§ **Entries supplied**
========
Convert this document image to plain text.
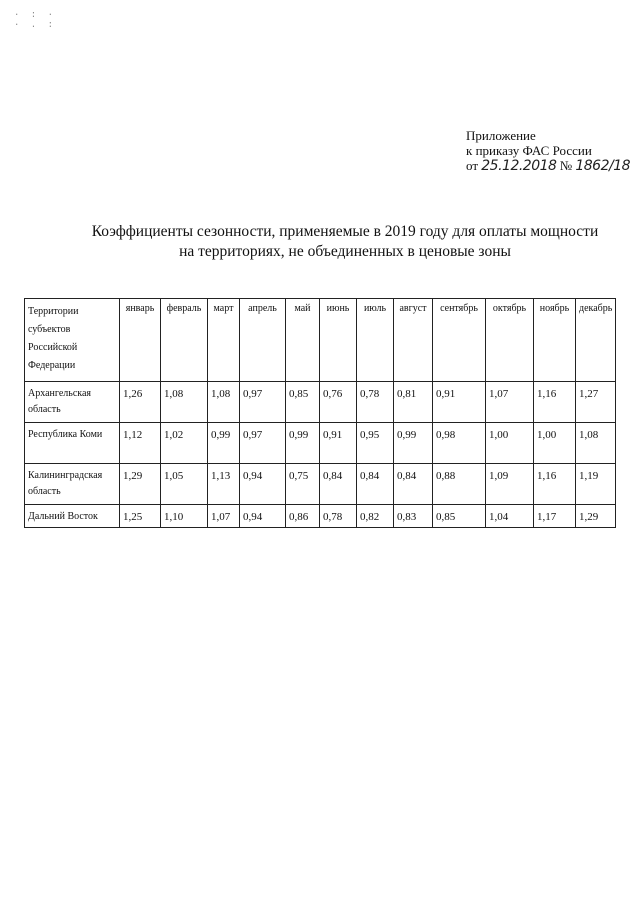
· : · · . :
Приложение
к приказу ФАС России
от 25.12.2018 № 1862/18
Коэффициенты сезонности, применяемые в 2019 году для оплаты мощности
на территориях, не объединенных в ценовые зоны
Территории субъектов Российской Федерации	январь	февраль	март	апрель	май	июнь	июль	август	сентябрь	октябрь	ноябрь	декабрь
Архангельская область	1,26	1,08	1,08	0,97	0,85	0,76	0,78	0,81	0,91	1,07	1,16	1,27
Республика Коми	1,12	1,02	0,99	0,97	0,99	0,91	0,95	0,99	0,98	1,00	1,00	1,08
Калининградская область	1,29	1,05	1,13	0,94	0,75	0,84	0,84	0,84	0,88	1,09	1,16	1,19
Дальний Восток	1,25	1,10	1,07	0,94	0,86	0,78	0,82	0,83	0,85	1,04	1,17	1,29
========
§ **Instructions for the task**
Your task is to list each line of the records with the word "область".

§ **Correct answer**
Архангельская область	1,26	1,08	1,08	0,97	0,85	0,76	0,78	0,81	0,91	1,07	1,16	1,27
Калининградская область	1,29	1,05	1,13	0,94	0,75	0,84	0,84	0,84	0,88	1,09	1,16	1,19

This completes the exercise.